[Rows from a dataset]
______

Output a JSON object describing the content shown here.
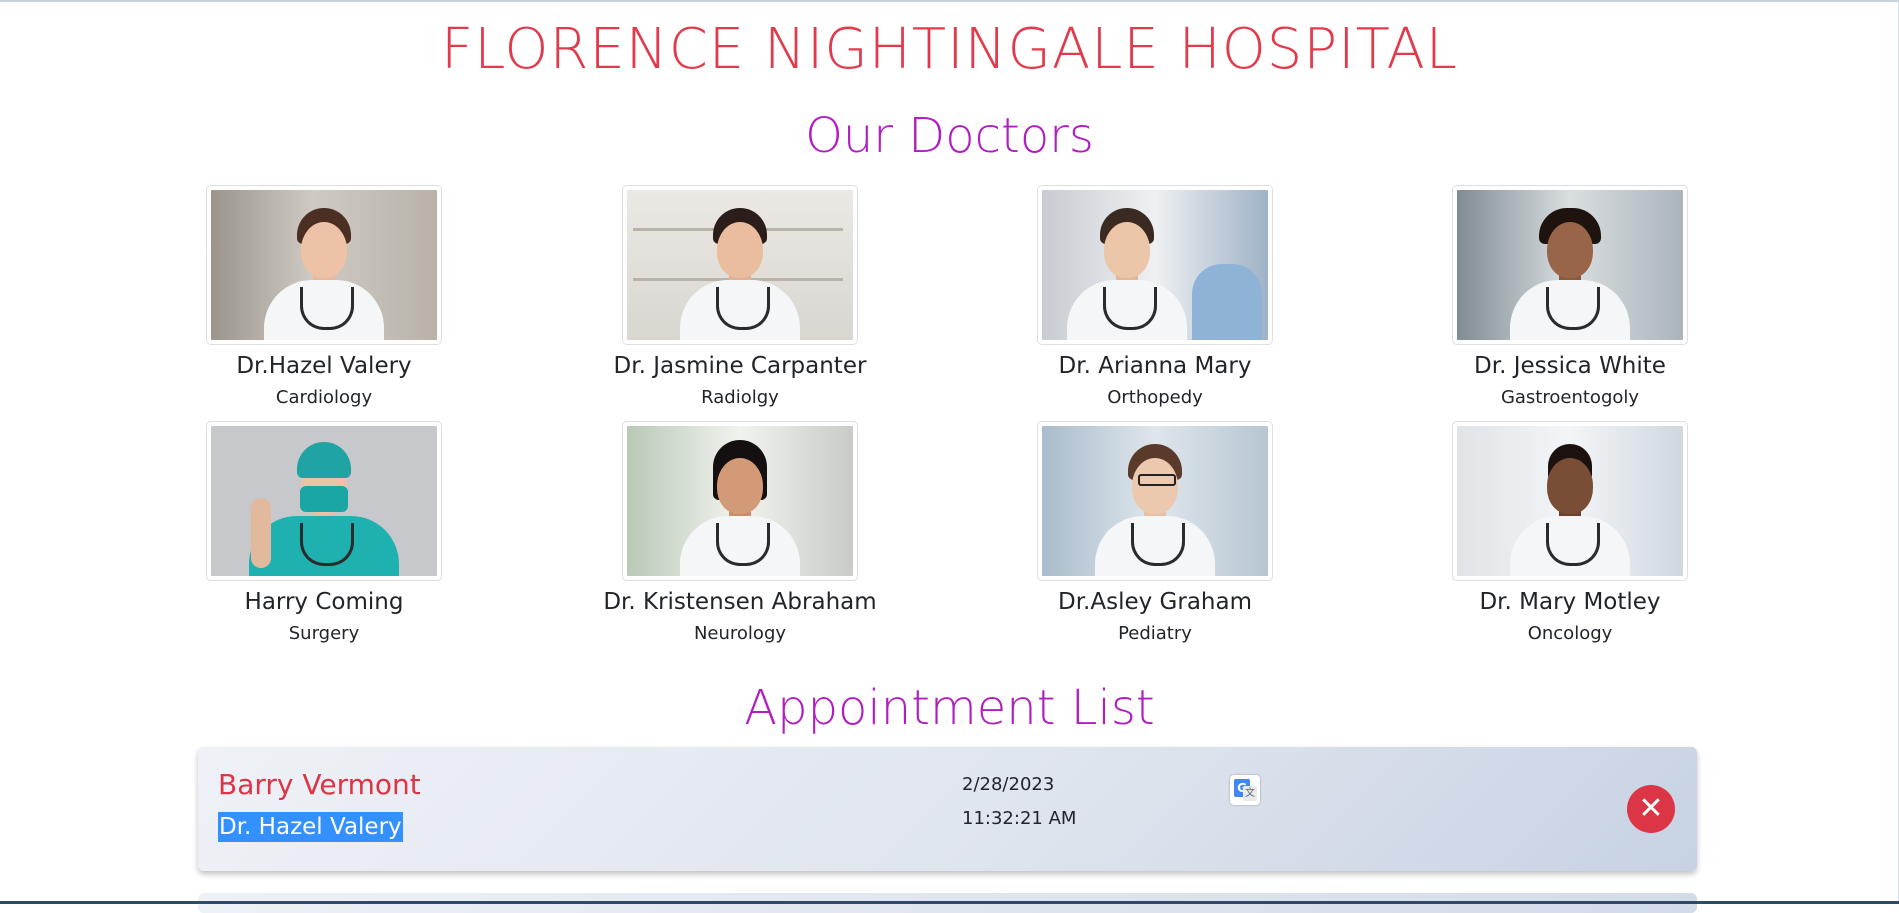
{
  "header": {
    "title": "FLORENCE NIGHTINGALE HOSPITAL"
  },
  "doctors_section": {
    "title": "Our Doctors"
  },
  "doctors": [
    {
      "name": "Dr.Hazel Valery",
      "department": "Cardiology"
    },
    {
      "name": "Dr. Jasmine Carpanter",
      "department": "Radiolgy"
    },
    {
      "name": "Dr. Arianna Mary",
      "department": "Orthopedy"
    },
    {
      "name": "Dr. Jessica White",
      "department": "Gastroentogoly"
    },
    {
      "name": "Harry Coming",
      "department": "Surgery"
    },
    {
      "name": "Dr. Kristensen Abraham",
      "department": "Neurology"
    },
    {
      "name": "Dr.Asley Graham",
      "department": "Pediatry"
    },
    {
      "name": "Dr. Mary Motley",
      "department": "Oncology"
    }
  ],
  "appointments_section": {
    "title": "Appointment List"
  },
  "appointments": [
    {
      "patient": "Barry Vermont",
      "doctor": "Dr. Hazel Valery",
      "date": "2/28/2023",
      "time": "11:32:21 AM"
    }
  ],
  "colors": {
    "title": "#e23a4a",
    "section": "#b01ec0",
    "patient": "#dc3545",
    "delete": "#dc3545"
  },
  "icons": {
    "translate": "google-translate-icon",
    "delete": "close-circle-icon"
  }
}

______

EXERCISE BRIEF
Without the pictures, output the full listing exactly as it stands.

CORRECT ANSWER
Output a JSON object describing the content shown here.
{
  "header": {
    "title": "FLORENCE NIGHTINGALE HOSPITAL"
  },
  "doctors_section": {
    "title": "Our Doctors"
  },
  "doctors": [
    {
      "name": "Dr.Hazel Valery",
      "department": "Cardiology"
    },
    {
      "name": "Dr. Jasmine Carpanter",
      "department": "Radiolgy"
    },
    {
      "name": "Dr. Arianna Mary",
      "department": "Orthopedy"
    },
    {
      "name": "Dr. Jessica White",
      "department": "Gastroentogoly"
    },
    {
      "name": "Harry Coming",
      "department": "Surgery"
    },
    {
      "name": "Dr. Kristensen Abraham",
      "department": "Neurology"
    },
    {
      "name": "Dr.Asley Graham",
      "department": "Pediatry"
    },
    {
      "name": "Dr. Mary Motley",
      "department": "Oncology"
    }
  ],
  "appointments_section": {
    "title": "Appointment List"
  },
  "appointments": [
    {
      "patient": "Barry Vermont",
      "doctor": "Dr. Hazel Valery",
      "date": "2/28/2023",
      "time": "11:32:21 AM"
    }
  ],
  "colors": {
    "title": "#e23a4a",
    "section": "#b01ec0",
    "patient": "#dc3545",
    "delete": "#dc3545"
  },
  "icons": {
    "translate": "google-translate-icon",
    "delete": "close-circle-icon"
  }
}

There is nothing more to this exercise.